[Data items]
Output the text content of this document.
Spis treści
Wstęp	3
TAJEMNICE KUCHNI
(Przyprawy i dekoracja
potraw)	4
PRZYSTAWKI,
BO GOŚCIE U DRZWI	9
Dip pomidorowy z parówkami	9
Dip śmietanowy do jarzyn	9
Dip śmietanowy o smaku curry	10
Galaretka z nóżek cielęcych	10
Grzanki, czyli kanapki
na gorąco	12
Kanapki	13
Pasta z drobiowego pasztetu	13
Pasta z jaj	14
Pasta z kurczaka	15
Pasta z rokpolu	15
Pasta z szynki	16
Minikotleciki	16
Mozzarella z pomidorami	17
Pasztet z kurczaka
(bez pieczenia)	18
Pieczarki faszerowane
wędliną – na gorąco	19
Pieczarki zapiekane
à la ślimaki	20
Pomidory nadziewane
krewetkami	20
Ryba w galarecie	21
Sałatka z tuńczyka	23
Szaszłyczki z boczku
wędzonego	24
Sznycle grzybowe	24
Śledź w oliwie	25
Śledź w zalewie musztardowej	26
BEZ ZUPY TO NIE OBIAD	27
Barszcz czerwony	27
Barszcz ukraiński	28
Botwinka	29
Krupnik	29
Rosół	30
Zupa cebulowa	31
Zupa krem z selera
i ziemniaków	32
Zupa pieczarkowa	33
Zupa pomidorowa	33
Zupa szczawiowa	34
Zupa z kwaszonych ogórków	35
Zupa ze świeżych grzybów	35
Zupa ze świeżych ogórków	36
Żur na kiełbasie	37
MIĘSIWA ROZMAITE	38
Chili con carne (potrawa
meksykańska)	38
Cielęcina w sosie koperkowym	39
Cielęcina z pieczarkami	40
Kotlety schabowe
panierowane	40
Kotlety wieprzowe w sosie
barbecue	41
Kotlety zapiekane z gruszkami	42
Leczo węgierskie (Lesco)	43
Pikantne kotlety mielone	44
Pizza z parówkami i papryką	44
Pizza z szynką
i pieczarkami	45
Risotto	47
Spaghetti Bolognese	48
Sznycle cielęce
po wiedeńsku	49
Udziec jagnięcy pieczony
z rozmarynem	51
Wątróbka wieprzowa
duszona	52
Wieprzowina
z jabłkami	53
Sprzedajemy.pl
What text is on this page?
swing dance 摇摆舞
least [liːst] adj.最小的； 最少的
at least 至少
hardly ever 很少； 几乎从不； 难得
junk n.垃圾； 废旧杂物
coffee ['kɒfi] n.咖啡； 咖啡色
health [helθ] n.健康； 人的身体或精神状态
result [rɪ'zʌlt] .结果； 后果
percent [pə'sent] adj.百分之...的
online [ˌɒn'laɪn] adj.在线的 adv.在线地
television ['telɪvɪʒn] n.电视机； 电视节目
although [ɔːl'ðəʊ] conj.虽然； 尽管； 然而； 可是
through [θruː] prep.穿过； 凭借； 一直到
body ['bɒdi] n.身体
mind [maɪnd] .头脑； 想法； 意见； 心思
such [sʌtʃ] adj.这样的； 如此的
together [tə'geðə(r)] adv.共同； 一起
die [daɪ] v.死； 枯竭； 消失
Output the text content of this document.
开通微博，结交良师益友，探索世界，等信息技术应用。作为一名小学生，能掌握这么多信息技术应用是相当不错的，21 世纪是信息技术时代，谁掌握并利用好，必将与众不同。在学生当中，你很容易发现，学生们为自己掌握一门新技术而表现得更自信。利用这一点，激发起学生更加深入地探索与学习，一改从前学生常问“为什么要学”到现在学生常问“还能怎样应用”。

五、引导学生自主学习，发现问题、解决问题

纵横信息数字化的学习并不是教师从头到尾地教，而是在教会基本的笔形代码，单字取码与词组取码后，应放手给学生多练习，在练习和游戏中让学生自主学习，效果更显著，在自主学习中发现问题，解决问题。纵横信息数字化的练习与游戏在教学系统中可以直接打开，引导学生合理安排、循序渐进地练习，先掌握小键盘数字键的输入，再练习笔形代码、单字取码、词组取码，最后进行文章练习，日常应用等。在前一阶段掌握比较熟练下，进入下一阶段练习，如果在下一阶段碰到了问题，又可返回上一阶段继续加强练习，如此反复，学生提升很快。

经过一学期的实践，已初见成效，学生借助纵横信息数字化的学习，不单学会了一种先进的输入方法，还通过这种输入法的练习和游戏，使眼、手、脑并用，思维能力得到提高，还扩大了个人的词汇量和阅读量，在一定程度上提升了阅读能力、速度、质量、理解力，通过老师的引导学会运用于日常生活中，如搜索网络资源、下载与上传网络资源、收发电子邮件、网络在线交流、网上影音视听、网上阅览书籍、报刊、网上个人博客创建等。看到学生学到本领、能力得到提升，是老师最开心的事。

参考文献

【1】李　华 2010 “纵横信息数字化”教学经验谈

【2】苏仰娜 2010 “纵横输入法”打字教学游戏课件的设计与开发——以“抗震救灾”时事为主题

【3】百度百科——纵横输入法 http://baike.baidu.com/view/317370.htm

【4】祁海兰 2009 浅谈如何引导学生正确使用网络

* _Problem to work on_: All lines above containing the string "Zupa" are to be collected.

* _Result_:
Zupa cebulowa	31
Zupa krem z selera
Zupa pieczarkowa	33
Zupa pomidorowa	33
Zupa szczawiowa	34
Zupa z kwaszonych ogórków	35
Zupa ze świeżych grzybów	35
Zupa ze świeżych ogórków	36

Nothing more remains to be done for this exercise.